What to produce:
Extract all lines from the data beneath that include the word "aufhalten".

===== Supplied records

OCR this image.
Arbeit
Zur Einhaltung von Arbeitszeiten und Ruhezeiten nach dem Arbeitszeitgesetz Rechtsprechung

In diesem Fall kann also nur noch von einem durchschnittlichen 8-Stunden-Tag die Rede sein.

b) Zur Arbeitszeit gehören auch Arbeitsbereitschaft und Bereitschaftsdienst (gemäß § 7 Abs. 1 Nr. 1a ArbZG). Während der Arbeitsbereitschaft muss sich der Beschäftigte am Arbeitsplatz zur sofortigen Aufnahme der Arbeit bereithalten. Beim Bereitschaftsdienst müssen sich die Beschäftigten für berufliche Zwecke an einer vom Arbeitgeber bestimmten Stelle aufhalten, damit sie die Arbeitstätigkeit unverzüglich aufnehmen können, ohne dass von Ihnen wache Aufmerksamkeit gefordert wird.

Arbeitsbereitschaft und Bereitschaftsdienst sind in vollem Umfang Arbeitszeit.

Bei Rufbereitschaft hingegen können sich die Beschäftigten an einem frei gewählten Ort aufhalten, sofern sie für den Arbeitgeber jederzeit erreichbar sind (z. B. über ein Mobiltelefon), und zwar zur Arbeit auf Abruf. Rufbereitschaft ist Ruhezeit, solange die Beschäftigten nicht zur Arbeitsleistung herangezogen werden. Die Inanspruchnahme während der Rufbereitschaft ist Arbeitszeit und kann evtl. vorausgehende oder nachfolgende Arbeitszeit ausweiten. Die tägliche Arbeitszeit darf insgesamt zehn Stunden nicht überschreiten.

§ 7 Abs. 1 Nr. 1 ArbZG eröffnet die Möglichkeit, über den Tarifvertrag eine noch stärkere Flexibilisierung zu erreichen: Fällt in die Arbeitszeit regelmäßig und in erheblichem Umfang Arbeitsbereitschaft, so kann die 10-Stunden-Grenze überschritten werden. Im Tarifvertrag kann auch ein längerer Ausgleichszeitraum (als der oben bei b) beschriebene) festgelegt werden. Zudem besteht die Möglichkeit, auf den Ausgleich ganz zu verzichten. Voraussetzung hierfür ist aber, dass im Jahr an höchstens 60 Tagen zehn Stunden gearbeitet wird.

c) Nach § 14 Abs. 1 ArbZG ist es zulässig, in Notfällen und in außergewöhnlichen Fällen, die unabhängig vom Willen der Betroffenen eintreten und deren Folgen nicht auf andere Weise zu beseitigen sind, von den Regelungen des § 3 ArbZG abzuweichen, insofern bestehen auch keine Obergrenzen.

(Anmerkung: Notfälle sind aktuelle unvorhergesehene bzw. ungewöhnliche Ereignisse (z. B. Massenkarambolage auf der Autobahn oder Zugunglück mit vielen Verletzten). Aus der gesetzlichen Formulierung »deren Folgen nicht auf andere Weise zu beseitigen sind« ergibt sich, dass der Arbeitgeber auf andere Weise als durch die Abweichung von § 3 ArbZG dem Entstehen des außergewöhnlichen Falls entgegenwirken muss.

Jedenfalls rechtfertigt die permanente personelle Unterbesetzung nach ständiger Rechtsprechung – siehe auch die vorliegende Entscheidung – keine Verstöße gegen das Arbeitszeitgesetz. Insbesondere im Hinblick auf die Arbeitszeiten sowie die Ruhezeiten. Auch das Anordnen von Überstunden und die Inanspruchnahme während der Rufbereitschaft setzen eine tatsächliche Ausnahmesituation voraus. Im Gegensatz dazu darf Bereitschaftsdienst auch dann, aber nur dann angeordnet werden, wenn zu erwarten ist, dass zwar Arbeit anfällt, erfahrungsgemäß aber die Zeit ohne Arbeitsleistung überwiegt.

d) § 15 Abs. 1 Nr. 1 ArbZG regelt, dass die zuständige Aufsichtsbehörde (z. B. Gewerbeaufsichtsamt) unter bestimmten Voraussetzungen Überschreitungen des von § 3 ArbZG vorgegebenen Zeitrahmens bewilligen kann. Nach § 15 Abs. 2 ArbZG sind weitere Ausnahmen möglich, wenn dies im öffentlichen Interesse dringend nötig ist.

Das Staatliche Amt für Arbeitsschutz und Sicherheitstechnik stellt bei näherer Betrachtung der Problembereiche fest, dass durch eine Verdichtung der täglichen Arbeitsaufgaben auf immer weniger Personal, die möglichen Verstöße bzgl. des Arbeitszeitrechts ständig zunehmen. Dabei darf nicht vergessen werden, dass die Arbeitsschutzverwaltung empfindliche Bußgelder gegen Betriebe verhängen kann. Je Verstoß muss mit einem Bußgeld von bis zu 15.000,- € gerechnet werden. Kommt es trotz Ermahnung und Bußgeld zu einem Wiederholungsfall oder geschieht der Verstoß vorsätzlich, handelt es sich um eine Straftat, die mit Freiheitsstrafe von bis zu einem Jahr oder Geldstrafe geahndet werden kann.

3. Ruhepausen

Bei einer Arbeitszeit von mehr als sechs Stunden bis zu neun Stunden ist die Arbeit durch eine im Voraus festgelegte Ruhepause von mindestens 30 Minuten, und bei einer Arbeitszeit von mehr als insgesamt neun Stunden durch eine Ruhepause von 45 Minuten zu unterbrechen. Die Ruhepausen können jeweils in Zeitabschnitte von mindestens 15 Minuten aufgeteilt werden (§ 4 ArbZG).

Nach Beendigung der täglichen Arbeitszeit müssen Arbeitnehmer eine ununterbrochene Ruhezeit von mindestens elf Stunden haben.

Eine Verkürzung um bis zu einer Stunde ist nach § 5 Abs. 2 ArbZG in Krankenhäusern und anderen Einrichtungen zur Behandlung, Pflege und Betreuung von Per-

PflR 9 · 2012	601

==========

Worked answer:
b) Zur Arbeitszeit gehören auch Arbeitsbereitschaft und Bereitschaftsdienst (gemäß § 7 Abs. 1 Nr. 1a ArbZG). Während der Arbeitsbereitschaft muss sich der Beschäftigte am Arbeitsplatz zur sofortigen Aufnahme der Arbeit bereithalten. Beim Bereitschaftsdienst müssen sich die Beschäftigten für berufliche Zwecke an einer vom Arbeitgeber bestimmten Stelle aufhalten, damit sie die Arbeitstätigkeit unverzüglich aufnehmen können, ohne dass von Ihnen wache Aufmerksamkeit gefordert wird.
Bei Rufbereitschaft hingegen können sich die Beschäftigten an einem frei gewählten Ort aufhalten, sofern sie für den Arbeitgeber jederzeit erreichbar sind (z. B. über ein Mobiltelefon), und zwar zur Arbeit auf Abruf. Rufbereitschaft ist Ruhezeit, solange die Beschäftigten nicht zur Arbeitsleistung herangezogen werden. Die Inanspruchnahme während der Rufbereitschaft ist Arbeitszeit und kann evtl. vorausgehende oder nachfolgende Arbeitszeit ausweiten. Die tägliche Arbeitszeit darf insgesamt zehn Stunden nicht überschreiten.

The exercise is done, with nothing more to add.